• INFORMATION SUPPLIED
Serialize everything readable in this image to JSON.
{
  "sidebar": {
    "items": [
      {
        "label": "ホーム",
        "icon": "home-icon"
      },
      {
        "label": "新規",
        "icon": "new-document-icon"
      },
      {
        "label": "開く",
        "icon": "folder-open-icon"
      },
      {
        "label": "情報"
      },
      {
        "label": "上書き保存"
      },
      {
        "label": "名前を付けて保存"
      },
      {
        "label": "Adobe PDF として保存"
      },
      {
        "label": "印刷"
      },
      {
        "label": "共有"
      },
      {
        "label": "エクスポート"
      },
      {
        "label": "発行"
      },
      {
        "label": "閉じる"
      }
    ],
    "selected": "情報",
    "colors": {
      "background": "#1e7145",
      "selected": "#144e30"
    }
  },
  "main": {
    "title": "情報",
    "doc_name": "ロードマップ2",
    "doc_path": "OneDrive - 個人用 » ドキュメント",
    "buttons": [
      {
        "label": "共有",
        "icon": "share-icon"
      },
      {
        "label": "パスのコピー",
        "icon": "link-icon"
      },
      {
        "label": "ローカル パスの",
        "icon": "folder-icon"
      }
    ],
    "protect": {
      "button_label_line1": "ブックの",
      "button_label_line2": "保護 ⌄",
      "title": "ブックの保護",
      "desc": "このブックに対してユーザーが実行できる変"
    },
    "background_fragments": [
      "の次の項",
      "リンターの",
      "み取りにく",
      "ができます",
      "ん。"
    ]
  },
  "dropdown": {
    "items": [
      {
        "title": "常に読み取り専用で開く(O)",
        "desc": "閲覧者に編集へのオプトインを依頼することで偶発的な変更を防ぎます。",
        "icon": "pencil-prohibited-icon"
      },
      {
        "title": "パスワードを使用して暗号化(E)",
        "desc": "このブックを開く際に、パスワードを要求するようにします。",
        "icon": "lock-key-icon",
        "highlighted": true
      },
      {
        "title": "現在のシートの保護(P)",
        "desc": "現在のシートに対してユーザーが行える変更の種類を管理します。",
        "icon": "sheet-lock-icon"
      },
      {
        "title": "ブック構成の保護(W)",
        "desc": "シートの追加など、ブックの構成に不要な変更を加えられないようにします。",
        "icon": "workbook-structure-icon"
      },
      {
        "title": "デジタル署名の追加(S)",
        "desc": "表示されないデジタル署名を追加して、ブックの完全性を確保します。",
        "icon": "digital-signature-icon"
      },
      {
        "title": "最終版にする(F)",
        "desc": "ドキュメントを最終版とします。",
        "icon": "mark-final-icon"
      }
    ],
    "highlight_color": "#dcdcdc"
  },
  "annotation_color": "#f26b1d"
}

• WHAT YOU HAVE TO DO
Using the listing above, show every line that includes the string "icon".

• RESULT OF THE EXERCISE
        "icon": "home-icon"
        "icon": "new-document-icon"
        "icon": "folder-open-icon"
        "icon": "share-icon"
        "icon": "link-icon"
        "icon": "folder-icon"
        "icon": "pencil-prohibited-icon"
        "icon": "lock-key-icon",
        "icon": "sheet-lock-icon"
        "icon": "workbook-structure-icon"
        "icon": "digital-signature-icon"
        "icon": "mark-final-icon"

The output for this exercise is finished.